## What to produce
Scan the data. Collect each line that contains the word "icon".

## Provided records
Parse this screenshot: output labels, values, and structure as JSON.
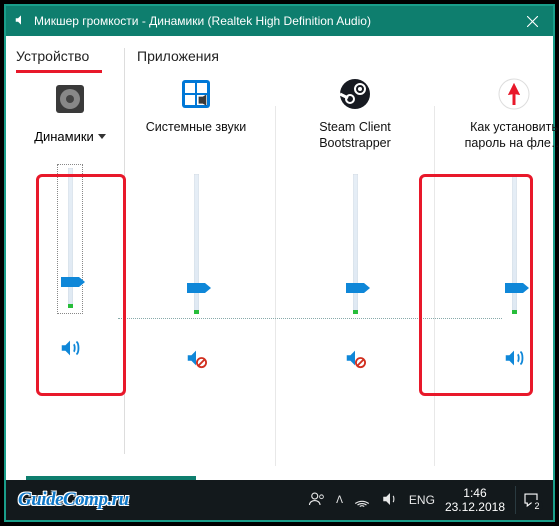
{
  "titlebar": {
    "title": "Микшер громкости - Динамики (Realtek High Definition Audio)",
    "close_label": "✕"
  },
  "sections": {
    "device_label": "Устройство",
    "apps_label": "Приложения"
  },
  "device": {
    "name": "Динамики",
    "volume_percent": 15,
    "muted": false
  },
  "apps": [
    {
      "name": "Системные звуки",
      "icon": "windows-sound-icon",
      "volume_percent": 15,
      "muted": true
    },
    {
      "name": "Steam Client Bootstrapper",
      "icon": "steam-icon",
      "volume_percent": 15,
      "muted": true
    },
    {
      "name": "Как установить пароль на фле…",
      "icon": "yandex-browser-icon",
      "volume_percent": 15,
      "muted": false
    }
  ],
  "taskbar": {
    "watermark": "GuideComp.ru",
    "language": "ENG",
    "time": "1:46",
    "date": "23.12.2018",
    "notif_count": "2",
    "chevron": "ᐱ"
  },
  "colors": {
    "accent": "#0e7e6e",
    "highlight": "#e8182a",
    "slider_thumb": "#0f87d8"
  }
}
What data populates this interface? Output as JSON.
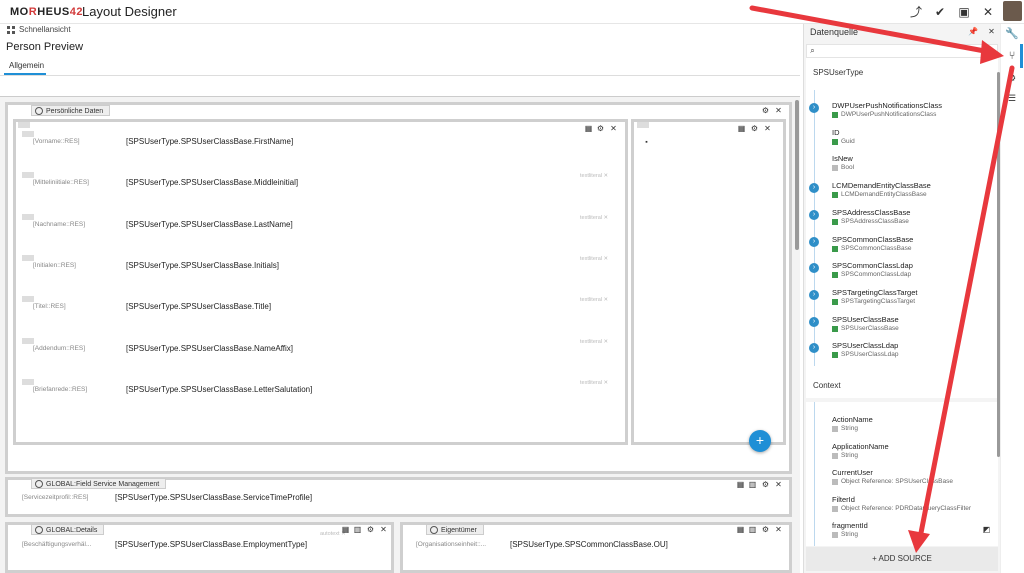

## Response
      "icon": "windows-sound-icon",
      "icon": "steam-icon",
      "icon": "yandex-browser-icon",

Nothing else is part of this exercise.